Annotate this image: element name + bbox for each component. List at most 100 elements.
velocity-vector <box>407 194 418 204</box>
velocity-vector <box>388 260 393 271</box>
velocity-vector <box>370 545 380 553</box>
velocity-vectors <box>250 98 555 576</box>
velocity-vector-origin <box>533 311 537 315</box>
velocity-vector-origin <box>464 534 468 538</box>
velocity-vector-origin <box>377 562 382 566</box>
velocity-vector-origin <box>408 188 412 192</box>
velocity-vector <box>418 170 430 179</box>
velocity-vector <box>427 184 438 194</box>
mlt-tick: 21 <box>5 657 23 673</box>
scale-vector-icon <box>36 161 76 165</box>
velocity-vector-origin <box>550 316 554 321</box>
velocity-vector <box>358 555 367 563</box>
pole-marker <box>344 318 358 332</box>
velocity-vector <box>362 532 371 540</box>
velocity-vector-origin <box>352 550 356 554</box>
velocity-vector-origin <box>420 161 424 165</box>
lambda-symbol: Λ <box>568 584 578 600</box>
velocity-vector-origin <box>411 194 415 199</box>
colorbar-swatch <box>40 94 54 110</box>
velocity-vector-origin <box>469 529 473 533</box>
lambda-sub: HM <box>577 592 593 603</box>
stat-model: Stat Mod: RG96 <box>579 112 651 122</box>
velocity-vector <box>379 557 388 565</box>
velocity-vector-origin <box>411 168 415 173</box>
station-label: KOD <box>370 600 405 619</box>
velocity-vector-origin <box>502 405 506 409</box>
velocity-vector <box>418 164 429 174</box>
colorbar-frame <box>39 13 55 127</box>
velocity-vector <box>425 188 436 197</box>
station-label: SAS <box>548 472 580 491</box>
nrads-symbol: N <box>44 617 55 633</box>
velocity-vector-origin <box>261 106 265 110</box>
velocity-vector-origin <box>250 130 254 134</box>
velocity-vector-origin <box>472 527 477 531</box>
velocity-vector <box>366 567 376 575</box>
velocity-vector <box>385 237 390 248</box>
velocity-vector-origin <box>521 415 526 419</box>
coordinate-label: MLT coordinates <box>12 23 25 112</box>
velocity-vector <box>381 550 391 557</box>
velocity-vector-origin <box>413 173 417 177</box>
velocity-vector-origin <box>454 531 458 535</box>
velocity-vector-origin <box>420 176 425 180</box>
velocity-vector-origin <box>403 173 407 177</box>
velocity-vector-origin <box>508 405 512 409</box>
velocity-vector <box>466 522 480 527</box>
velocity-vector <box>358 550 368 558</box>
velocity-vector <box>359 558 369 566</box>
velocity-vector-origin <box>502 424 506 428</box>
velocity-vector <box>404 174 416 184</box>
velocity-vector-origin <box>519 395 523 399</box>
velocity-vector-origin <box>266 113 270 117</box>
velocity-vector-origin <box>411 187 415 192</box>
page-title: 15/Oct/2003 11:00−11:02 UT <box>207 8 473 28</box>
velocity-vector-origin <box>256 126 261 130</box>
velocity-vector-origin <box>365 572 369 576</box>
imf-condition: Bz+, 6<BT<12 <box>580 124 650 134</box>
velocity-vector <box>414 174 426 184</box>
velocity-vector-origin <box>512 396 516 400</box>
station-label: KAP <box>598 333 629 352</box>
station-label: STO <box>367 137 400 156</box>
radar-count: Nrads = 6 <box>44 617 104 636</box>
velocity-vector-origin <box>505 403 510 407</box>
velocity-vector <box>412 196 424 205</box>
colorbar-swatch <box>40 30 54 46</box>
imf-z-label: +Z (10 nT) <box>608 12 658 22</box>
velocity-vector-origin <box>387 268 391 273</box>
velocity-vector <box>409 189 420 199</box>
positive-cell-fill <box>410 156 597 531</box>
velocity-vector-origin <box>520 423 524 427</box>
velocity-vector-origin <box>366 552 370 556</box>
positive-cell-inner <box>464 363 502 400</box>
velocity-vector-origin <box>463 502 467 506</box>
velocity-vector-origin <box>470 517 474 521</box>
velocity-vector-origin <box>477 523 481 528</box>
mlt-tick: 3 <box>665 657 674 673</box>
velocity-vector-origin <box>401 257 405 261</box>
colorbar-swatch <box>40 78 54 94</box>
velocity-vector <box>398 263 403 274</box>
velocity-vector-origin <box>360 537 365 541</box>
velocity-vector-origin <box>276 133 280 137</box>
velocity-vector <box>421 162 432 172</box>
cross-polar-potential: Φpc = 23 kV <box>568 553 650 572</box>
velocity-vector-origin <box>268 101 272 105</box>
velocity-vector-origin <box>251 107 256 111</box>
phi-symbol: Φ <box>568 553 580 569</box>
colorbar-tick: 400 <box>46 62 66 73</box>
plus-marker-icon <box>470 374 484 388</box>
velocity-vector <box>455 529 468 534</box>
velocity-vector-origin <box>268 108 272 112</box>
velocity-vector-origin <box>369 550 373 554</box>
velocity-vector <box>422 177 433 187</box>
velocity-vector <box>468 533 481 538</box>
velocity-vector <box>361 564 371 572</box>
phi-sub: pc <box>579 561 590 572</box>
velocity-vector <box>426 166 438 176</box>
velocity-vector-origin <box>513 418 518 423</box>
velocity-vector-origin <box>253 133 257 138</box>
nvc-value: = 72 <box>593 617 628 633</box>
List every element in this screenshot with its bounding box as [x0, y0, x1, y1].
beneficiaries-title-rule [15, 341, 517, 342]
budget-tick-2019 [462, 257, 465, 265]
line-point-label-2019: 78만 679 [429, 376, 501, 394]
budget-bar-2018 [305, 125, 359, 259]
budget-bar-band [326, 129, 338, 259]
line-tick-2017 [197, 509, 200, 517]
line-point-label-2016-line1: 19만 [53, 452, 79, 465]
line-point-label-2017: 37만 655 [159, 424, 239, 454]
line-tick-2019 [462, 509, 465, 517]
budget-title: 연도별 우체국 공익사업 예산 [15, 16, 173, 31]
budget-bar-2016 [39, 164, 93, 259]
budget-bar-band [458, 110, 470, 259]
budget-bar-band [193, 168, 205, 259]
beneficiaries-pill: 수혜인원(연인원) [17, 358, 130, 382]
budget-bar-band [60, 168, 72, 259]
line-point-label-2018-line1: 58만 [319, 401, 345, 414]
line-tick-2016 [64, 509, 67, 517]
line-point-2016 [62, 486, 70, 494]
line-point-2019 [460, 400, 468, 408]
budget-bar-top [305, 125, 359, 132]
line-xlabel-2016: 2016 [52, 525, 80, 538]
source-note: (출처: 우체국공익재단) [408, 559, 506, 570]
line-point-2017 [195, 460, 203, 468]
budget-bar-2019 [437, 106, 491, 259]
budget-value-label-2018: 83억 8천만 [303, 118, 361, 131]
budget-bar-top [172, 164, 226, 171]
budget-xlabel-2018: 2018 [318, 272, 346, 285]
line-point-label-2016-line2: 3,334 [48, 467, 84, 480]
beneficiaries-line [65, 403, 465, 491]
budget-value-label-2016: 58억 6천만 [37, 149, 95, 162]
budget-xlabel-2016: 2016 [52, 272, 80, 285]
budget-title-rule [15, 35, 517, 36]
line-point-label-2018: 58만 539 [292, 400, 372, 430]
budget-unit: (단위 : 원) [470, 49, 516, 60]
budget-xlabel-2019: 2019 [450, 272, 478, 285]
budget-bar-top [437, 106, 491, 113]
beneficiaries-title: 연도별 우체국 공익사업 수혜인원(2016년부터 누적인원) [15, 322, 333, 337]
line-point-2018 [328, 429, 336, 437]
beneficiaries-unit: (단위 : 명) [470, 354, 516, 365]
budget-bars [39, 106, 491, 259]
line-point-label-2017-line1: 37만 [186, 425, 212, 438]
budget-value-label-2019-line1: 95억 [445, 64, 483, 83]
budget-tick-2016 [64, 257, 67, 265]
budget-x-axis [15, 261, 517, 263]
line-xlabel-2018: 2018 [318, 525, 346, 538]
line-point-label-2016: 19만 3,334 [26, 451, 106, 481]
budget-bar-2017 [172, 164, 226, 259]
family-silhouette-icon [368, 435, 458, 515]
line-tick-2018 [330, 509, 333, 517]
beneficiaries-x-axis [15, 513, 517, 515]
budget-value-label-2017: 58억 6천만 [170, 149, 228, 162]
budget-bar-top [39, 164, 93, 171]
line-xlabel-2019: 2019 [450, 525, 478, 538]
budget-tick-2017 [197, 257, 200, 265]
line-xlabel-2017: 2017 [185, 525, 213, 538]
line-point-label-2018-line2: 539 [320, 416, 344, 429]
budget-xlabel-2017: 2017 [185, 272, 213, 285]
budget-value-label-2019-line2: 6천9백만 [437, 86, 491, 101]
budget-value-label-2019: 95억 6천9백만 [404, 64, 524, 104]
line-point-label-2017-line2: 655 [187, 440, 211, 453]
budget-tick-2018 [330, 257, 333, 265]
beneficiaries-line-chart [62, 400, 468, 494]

## What this task involves
Reproduce the records word for word from their first line down through the line that contains "velocity-vector-origin <box>533 311", with both of those lines included.

## Finished answer
Annotate this image: element name + bbox for each component. List at most 100 elements.
velocity-vector <box>407 194 418 204</box>
velocity-vector <box>388 260 393 271</box>
velocity-vector <box>370 545 380 553</box>
velocity-vectors <box>250 98 555 576</box>
velocity-vector-origin <box>533 311 537 315</box>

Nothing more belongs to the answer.